* _What is required_
Sort through the data and copy the lines holding the word "mensual".

┏━━

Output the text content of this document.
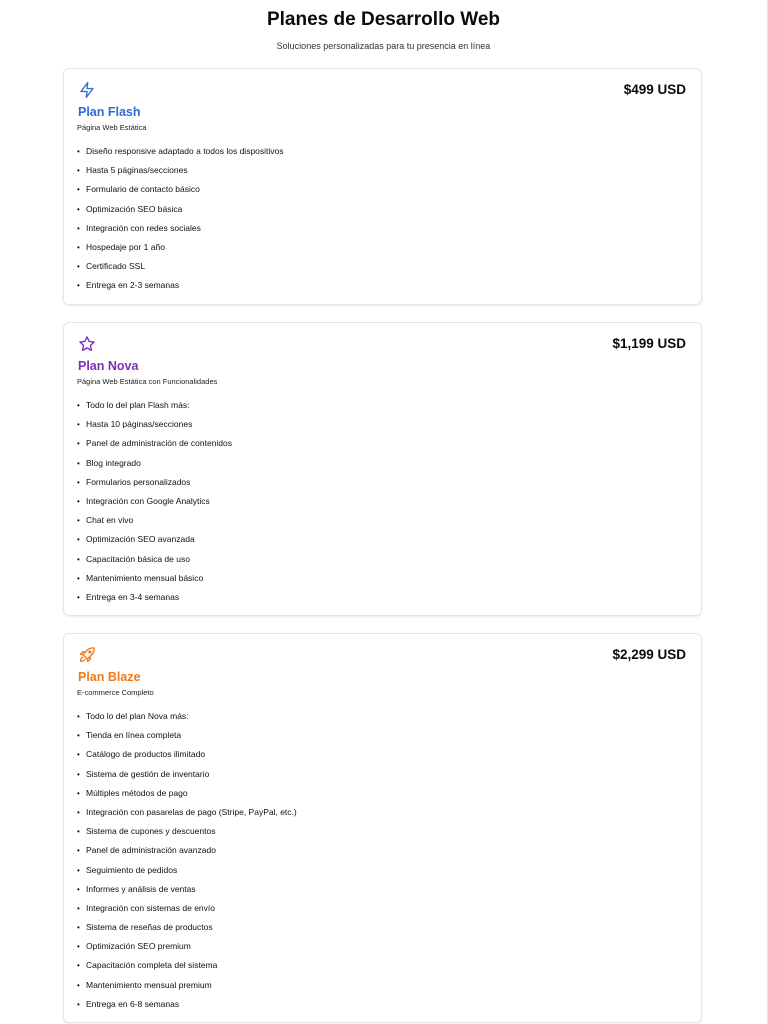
Planes de Desarrollo Web
Soluciones personalizadas para tu presencia en línea
$499 USD
Plan Flash
Página Web Estática
• Diseño responsive adaptado a todos los dispositivos
• Hasta 5 páginas/secciones
• Formulario de contacto básico
• Optimización SEO básica
• Integración con redes sociales
• Hospedaje por 1 año
• Certificado SSL
• Entrega en 2-3 semanas
$1,199 USD
Plan Nova
Página Web Estática con Funcionalidades
• Todo lo del plan Flash más:
• Hasta 10 páginas/secciones
• Panel de administración de contenidos
• Blog integrado
• Formularios personalizados
• Integración con Google Analytics
• Chat en vivo
• Optimización SEO avanzada
• Capacitación básica de uso
• Mantenimiento mensual básico
• Entrega en 3-4 semanas
$2,299 USD
Plan Blaze
E-commerce Completo
• Todo lo del plan Nova más:
• Tienda en línea completa
• Catálogo de productos ilimitado
• Sistema de gestión de inventario
• Múltiples métodos de pago
• Integración con pasarelas de pago (Stripe, PayPal, etc.)
• Sistema de cupones y descuentos
• Panel de administración avanzado
• Seguimiento de pedidos
• Informes y análisis de ventas
• Integración con sistemas de envío
• Sistema de reseñas de productos
• Optimización SEO premium
• Capacitación completa del sistema
• Mantenimiento mensual premium
• Entrega en 6-8 semanas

┗━━

* _Correct output_
• Mantenimiento mensual básico
• Mantenimiento mensual premium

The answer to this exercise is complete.